• What to work on:
Exact repetition of every entry is required.

• Provided data:
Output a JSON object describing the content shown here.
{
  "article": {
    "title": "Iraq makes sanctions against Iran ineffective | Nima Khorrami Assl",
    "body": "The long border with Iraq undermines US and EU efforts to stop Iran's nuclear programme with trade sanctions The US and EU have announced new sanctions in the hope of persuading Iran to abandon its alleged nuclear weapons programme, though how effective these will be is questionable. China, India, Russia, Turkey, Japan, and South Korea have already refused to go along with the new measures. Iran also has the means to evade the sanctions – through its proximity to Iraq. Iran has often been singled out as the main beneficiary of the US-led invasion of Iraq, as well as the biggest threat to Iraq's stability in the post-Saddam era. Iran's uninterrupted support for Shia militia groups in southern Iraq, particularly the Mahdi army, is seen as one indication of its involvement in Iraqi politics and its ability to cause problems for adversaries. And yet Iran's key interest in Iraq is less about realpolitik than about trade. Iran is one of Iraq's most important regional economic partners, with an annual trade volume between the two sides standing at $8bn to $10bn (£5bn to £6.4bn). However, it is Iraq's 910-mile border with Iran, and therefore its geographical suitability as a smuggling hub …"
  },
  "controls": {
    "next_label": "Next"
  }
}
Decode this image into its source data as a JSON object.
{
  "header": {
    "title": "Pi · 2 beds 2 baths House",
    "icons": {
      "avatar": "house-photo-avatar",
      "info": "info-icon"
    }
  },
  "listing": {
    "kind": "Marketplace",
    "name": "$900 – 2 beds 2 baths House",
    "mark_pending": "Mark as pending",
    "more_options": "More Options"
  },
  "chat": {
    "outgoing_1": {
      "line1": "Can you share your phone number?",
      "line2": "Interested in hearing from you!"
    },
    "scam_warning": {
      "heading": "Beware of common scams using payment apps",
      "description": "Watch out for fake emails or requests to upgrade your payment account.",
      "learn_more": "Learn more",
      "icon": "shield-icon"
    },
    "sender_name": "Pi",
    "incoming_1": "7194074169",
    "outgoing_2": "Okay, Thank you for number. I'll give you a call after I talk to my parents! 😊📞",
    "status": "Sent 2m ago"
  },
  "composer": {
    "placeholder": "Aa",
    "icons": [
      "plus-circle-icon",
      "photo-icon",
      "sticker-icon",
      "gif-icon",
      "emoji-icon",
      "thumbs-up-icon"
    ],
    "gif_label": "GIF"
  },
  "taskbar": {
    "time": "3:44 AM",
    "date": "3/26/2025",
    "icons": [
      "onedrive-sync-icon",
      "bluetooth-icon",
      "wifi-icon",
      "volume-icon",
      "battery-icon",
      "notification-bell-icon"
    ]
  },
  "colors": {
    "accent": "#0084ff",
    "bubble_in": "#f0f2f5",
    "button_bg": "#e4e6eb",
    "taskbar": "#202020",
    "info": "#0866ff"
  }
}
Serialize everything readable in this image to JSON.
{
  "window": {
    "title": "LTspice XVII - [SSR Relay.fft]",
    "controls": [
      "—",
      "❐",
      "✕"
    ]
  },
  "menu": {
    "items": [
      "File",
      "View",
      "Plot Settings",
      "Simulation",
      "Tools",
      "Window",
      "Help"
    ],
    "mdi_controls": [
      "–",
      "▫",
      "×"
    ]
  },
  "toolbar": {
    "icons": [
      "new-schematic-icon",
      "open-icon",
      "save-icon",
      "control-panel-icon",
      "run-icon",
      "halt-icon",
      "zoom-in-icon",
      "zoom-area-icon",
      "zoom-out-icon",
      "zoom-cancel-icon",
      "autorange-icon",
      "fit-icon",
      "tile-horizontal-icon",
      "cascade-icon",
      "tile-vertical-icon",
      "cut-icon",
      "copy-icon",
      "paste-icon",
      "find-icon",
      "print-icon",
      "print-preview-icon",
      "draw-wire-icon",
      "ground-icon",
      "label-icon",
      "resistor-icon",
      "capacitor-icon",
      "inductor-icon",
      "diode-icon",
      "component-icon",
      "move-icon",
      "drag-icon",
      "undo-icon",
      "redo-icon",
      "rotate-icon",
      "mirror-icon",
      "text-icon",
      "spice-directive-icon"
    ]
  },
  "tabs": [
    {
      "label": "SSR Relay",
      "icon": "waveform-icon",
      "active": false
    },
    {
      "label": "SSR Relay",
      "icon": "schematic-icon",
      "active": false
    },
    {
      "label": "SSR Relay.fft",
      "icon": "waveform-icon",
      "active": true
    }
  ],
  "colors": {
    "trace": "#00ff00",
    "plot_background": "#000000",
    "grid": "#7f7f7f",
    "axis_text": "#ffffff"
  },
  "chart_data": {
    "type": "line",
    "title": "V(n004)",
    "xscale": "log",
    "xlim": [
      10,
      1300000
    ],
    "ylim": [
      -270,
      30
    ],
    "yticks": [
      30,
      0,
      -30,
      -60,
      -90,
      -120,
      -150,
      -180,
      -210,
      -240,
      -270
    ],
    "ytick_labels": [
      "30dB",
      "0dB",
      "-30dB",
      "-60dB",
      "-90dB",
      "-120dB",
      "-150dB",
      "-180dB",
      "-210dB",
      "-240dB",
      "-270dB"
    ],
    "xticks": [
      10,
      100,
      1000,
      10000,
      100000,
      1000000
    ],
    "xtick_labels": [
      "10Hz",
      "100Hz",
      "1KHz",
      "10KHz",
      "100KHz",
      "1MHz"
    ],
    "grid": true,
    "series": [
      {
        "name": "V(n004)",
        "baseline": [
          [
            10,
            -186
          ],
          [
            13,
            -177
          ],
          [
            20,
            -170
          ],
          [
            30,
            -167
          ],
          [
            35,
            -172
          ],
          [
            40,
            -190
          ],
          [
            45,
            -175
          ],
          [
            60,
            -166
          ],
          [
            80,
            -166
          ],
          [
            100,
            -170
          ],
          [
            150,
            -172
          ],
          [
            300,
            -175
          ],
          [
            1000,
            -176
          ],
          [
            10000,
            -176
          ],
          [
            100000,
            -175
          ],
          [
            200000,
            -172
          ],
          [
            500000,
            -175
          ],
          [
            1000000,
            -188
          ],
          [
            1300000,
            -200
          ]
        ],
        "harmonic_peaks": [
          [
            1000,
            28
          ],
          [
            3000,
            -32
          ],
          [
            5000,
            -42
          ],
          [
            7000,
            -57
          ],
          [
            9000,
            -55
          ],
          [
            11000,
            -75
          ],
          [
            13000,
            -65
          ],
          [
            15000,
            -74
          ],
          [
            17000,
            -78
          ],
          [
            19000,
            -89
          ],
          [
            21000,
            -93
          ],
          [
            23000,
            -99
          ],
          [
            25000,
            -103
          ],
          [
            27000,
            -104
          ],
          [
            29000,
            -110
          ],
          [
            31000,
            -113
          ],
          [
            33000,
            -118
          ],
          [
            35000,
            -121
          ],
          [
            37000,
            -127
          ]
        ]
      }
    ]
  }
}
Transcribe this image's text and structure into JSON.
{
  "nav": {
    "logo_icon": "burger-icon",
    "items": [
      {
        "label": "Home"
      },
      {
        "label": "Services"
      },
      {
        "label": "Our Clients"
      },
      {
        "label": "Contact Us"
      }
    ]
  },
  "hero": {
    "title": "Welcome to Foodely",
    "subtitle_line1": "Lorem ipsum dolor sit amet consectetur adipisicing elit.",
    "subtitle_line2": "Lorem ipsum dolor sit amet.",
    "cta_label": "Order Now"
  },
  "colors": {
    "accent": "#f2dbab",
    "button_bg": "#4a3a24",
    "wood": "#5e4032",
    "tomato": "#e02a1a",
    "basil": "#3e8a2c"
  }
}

• Solved problem:
Output a JSON object describing the content shown here.
{
  "article": {
    "title": "Iraq makes sanctions against Iran ineffective | Nima Khorrami Assl",
    "body": "The long border with Iraq undermines US and EU efforts to stop Iran's nuclear programme with trade sanctions The US and EU have announced new sanctions in the hope of persuading Iran to abandon its alleged nuclear weapons programme, though how effective these will be is questionable. China, India, Russia, Turkey, Japan, and South Korea have already refused to go along with the new measures. Iran also has the means to evade the sanctions – through its proximity to Iraq. Iran has often been singled out as the main beneficiary of the US-led invasion of Iraq, as well as the biggest threat to Iraq's stability in the post-Saddam era. Iran's uninterrupted support for Shia militia groups in southern Iraq, particularly the Mahdi army, is seen as one indication of its involvement in Iraqi politics and its ability to cause problems for adversaries. And yet Iran's key interest in Iraq is less about realpolitik than about trade. Iran is one of Iraq's most important regional economic partners, with an annual trade volume between the two sides standing at $8bn to $10bn (£5bn to £6.4bn). However, it is Iraq's 910-mile border with Iran, and therefore its geographical suitability as a smuggling hub …"
  },
  "controls": {
    "next_label": "Next"
  }
}
Decode this image into its source data as a JSON object.
{
  "header": {
    "title": "Pi · 2 beds 2 baths House",
    "icons": {
      "avatar": "house-photo-avatar",
      "info": "info-icon"
    }
  },
  "listing": {
    "kind": "Marketplace",
    "name": "$900 – 2 beds 2 baths House",
    "mark_pending": "Mark as pending",
    "more_options": "More Options"
  },
  "chat": {
    "outgoing_1": {
      "line1": "Can you share your phone number?",
      "line2": "Interested in hearing from you!"
    },
    "scam_warning": {
      "heading": "Beware of common scams using payment apps",
      "description": "Watch out for fake emails or requests to upgrade your payment account.",
      "learn_more": "Learn more",
      "icon": "shield-icon"
    },
    "sender_name": "Pi",
    "incoming_1": "7194074169",
    "outgoing_2": "Okay, Thank you for number. I'll give you a call after I talk to my parents! 😊📞",
    "status": "Sent 2m ago"
  },
  "composer": {
    "placeholder": "Aa",
    "icons": [
      "plus-circle-icon",
      "photo-icon",
      "sticker-icon",
      "gif-icon",
      "emoji-icon",
      "thumbs-up-icon"
    ],
    "gif_label": "GIF"
  },
  "taskbar": {
    "time": "3:44 AM",
    "date": "3/26/2025",
    "icons": [
      "onedrive-sync-icon",
      "bluetooth-icon",
      "wifi-icon",
      "volume-icon",
      "battery-icon",
      "notification-bell-icon"
    ]
  },
  "colors": {
    "accent": "#0084ff",
    "bubble_in": "#f0f2f5",
    "button_bg": "#e4e6eb",
    "taskbar": "#202020",
    "info": "#0866ff"
  }
}
Serialize everything readable in this image to JSON.
{
  "window": {
    "title": "LTspice XVII - [SSR Relay.fft]",
    "controls": [
      "—",
      "❐",
      "✕"
    ]
  },
  "menu": {
    "items": [
      "File",
      "View",
      "Plot Settings",
      "Simulation",
      "Tools",
      "Window",
      "Help"
    ],
    "mdi_controls": [
      "–",
      "▫",
      "×"
    ]
  },
  "toolbar": {
    "icons": [
      "new-schematic-icon",
      "open-icon",
      "save-icon",
      "control-panel-icon",
      "run-icon",
      "halt-icon",
      "zoom-in-icon",
      "zoom-area-icon",
      "zoom-out-icon",
      "zoom-cancel-icon",
      "autorange-icon",
      "fit-icon",
      "tile-horizontal-icon",
      "cascade-icon",
      "tile-vertical-icon",
      "cut-icon",
      "copy-icon",
      "paste-icon",
      "find-icon",
      "print-icon",
      "print-preview-icon",
      "draw-wire-icon",
      "ground-icon",
      "label-icon",
      "resistor-icon",
      "capacitor-icon",
      "inductor-icon",
      "diode-icon",
      "component-icon",
      "move-icon",
      "drag-icon",
      "undo-icon",
      "redo-icon",
      "rotate-icon",
      "mirror-icon",
      "text-icon",
      "spice-directive-icon"
    ]
  },
  "tabs": [
    {
      "label": "SSR Relay",
      "icon": "waveform-icon",
      "active": false
    },
    {
      "label": "SSR Relay",
      "icon": "schematic-icon",
      "active": false
    },
    {
      "label": "SSR Relay.fft",
      "icon": "waveform-icon",
      "active": true
    }
  ],
  "colors": {
    "trace": "#00ff00",
    "plot_background": "#000000",
    "grid": "#7f7f7f",
    "axis_text": "#ffffff"
  },
  "chart_data": {
    "type": "line",
    "title": "V(n004)",
    "xscale": "log",
    "xlim": [
      10,
      1300000
    ],
    "ylim": [
      -270,
      30
    ],
    "yticks": [
      30,
      0,
      -30,
      -60,
      -90,
      -120,
      -150,
      -180,
      -210,
      -240,
      -270
    ],
    "ytick_labels": [
      "30dB",
      "0dB",
      "-30dB",
      "-60dB",
      "-90dB",
      "-120dB",
      "-150dB",
      "-180dB",
      "-210dB",
      "-240dB",
      "-270dB"
    ],
    "xticks": [
      10,
      100,
      1000,
      10000,
      100000,
      1000000
    ],
    "xtick_labels": [
      "10Hz",
      "100Hz",
      "1KHz",
      "10KHz",
      "100KHz",
      "1MHz"
    ],
    "grid": true,
    "series": [
      {
        "name": "V(n004)",
        "baseline": [
          [
            10,
            -186
          ],
          [
            13,
            -177
          ],
          [
            20,
            -170
          ],
          [
            30,
            -167
          ],
          [
            35,
            -172
          ],
          [
            40,
            -190
          ],
          [
            45,
            -175
          ],
          [
            60,
            -166
          ],
          [
            80,
            -166
          ],
          [
            100,
            -170
          ],
          [
            150,
            -172
          ],
          [
            300,
            -175
          ],
          [
            1000,
            -176
          ],
          [
            10000,
            -176
          ],
          [
            100000,
            -175
          ],
          [
            200000,
            -172
          ],
          [
            500000,
            -175
          ],
          [
            1000000,
            -188
          ],
          [
            1300000,
            -200
          ]
        ],
        "harmonic_peaks": [
          [
            1000,
            28
          ],
          [
            3000,
            -32
          ],
          [
            5000,
            -42
          ],
          [
            7000,
            -57
          ],
          [
            9000,
            -55
          ],
          [
            11000,
            -75
          ],
          [
            13000,
            -65
          ],
          [
            15000,
            -74
          ],
          [
            17000,
            -78
          ],
          [
            19000,
            -89
          ],
          [
            21000,
            -93
          ],
          [
            23000,
            -99
          ],
          [
            25000,
            -103
          ],
          [
            27000,
            -104
          ],
          [
            29000,
            -110
          ],
          [
            31000,
            -113
          ],
          [
            33000,
            -118
          ],
          [
            35000,
            -121
          ],
          [
            37000,
            -127
          ]
        ]
      }
    ]
  }
}
Transcribe this image's text and structure into JSON.
{
  "nav": {
    "logo_icon": "burger-icon",
    "items": [
      {
        "label": "Home"
      },
      {
        "label": "Services"
      },
      {
        "label": "Our Clients"
      },
      {
        "label": "Contact Us"
      }
    ]
  },
  "hero": {
    "title": "Welcome to Foodely",
    "subtitle_line1": "Lorem ipsum dolor sit amet consectetur adipisicing elit.",
    "subtitle_line2": "Lorem ipsum dolor sit amet.",
    "cta_label": "Order Now"
  },
  "colors": {
    "accent": "#f2dbab",
    "button_bg": "#4a3a24",
    "wood": "#5e4032",
    "tomato": "#e02a1a",
    "basil": "#3e8a2c"
  }
}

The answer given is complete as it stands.